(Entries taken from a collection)

-- Begin --

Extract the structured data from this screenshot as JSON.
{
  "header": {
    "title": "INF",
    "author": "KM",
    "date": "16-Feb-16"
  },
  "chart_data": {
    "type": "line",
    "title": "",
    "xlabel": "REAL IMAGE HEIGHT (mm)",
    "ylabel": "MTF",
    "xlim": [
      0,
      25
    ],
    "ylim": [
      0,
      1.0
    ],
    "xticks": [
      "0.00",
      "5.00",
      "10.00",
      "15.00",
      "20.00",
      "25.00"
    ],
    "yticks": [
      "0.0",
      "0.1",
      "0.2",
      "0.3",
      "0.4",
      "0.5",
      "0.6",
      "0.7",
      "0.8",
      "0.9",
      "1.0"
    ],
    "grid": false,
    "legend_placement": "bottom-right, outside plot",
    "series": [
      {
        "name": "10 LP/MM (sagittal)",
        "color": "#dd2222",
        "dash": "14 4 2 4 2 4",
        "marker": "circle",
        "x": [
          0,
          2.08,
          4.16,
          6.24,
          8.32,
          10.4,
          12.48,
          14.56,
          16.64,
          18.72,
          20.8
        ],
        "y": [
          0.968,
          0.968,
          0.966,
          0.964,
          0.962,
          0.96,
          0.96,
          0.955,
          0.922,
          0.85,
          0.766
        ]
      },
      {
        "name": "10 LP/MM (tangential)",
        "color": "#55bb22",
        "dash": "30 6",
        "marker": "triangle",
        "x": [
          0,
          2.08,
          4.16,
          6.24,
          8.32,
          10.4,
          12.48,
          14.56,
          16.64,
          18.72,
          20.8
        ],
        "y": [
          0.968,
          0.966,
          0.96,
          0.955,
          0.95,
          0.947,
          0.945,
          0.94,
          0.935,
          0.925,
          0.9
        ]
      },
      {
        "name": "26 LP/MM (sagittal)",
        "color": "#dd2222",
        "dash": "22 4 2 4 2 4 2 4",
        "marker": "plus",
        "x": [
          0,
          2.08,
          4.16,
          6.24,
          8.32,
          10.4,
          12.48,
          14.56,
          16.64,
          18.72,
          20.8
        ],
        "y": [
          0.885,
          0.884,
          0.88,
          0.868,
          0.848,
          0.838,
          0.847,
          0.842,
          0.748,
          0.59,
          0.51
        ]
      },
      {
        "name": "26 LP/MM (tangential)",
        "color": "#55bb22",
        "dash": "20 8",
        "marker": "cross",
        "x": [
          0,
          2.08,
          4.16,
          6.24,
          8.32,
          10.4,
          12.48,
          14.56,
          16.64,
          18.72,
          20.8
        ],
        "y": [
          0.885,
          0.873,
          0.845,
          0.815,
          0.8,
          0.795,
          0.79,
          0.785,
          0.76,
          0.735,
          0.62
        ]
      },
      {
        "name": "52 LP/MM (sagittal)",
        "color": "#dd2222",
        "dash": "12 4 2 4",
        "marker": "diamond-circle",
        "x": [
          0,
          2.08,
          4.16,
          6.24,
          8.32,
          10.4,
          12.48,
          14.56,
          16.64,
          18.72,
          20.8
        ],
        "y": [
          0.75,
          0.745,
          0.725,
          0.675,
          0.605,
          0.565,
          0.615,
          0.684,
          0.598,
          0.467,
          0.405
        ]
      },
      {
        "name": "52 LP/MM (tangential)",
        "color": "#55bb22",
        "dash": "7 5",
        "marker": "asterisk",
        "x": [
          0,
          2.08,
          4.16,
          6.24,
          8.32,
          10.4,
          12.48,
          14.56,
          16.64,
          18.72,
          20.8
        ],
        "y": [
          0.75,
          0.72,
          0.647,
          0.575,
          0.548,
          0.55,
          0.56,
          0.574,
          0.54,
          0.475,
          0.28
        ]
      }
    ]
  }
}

-- End --

Extract all of the data shown above and repeat it verbatim.

Extract the structured data from this screenshot as JSON.
{
  "header": {
    "title": "INF",
    "author": "KM",
    "date": "16-Feb-16"
  },
  "chart_data": {
    "type": "line",
    "title": "",
    "xlabel": "REAL IMAGE HEIGHT (mm)",
    "ylabel": "MTF",
    "xlim": [
      0,
      25
    ],
    "ylim": [
      0,
      1.0
    ],
    "xticks": [
      "0.00",
      "5.00",
      "10.00",
      "15.00",
      "20.00",
      "25.00"
    ],
    "yticks": [
      "0.0",
      "0.1",
      "0.2",
      "0.3",
      "0.4",
      "0.5",
      "0.6",
      "0.7",
      "0.8",
      "0.9",
      "1.0"
    ],
    "grid": false,
    "legend_placement": "bottom-right, outside plot",
    "series": [
      {
        "name": "10 LP/MM (sagittal)",
        "color": "#dd2222",
        "dash": "14 4 2 4 2 4",
        "marker": "circle",
        "x": [
          0,
          2.08,
          4.16,
          6.24,
          8.32,
          10.4,
          12.48,
          14.56,
          16.64,
          18.72,
          20.8
        ],
        "y": [
          0.968,
          0.968,
          0.966,
          0.964,
          0.962,
          0.96,
          0.96,
          0.955,
          0.922,
          0.85,
          0.766
        ]
      },
      {
        "name": "10 LP/MM (tangential)",
        "color": "#55bb22",
        "dash": "30 6",
        "marker": "triangle",
        "x": [
          0,
          2.08,
          4.16,
          6.24,
          8.32,
          10.4,
          12.48,
          14.56,
          16.64,
          18.72,
          20.8
        ],
        "y": [
          0.968,
          0.966,
          0.96,
          0.955,
          0.95,
          0.947,
          0.945,
          0.94,
          0.935,
          0.925,
          0.9
        ]
      },
      {
        "name": "26 LP/MM (sagittal)",
        "color": "#dd2222",
        "dash": "22 4 2 4 2 4 2 4",
        "marker": "plus",
        "x": [
          0,
          2.08,
          4.16,
          6.24,
          8.32,
          10.4,
          12.48,
          14.56,
          16.64,
          18.72,
          20.8
        ],
        "y": [
          0.885,
          0.884,
          0.88,
          0.868,
          0.848,
          0.838,
          0.847,
          0.842,
          0.748,
          0.59,
          0.51
        ]
      },
      {
        "name": "26 LP/MM (tangential)",
        "color": "#55bb22",
        "dash": "20 8",
        "marker": "cross",
        "x": [
          0,
          2.08,
          4.16,
          6.24,
          8.32,
          10.4,
          12.48,
          14.56,
          16.64,
          18.72,
          20.8
        ],
        "y": [
          0.885,
          0.873,
          0.845,
          0.815,
          0.8,
          0.795,
          0.79,
          0.785,
          0.76,
          0.735,
          0.62
        ]
      },
      {
        "name": "52 LP/MM (sagittal)",
        "color": "#dd2222",
        "dash": "12 4 2 4",
        "marker": "diamond-circle",
        "x": [
          0,
          2.08,
          4.16,
          6.24,
          8.32,
          10.4,
          12.48,
          14.56,
          16.64,
          18.72,
          20.8
        ],
        "y": [
          0.75,
          0.745,
          0.725,
          0.675,
          0.605,
          0.565,
          0.615,
          0.684,
          0.598,
          0.467,
          0.405
        ]
      },
      {
        "name": "52 LP/MM (tangential)",
        "color": "#55bb22",
        "dash": "7 5",
        "marker": "asterisk",
        "x": [
          0,
          2.08,
          4.16,
          6.24,
          8.32,
          10.4,
          12.48,
          14.56,
          16.64,
          18.72,
          20.8
        ],
        "y": [
          0.75,
          0.72,
          0.647,
          0.575,
          0.548,
          0.55,
          0.56,
          0.574,
          0.54,
          0.475,
          0.28
        ]
      }
    ]
  }
}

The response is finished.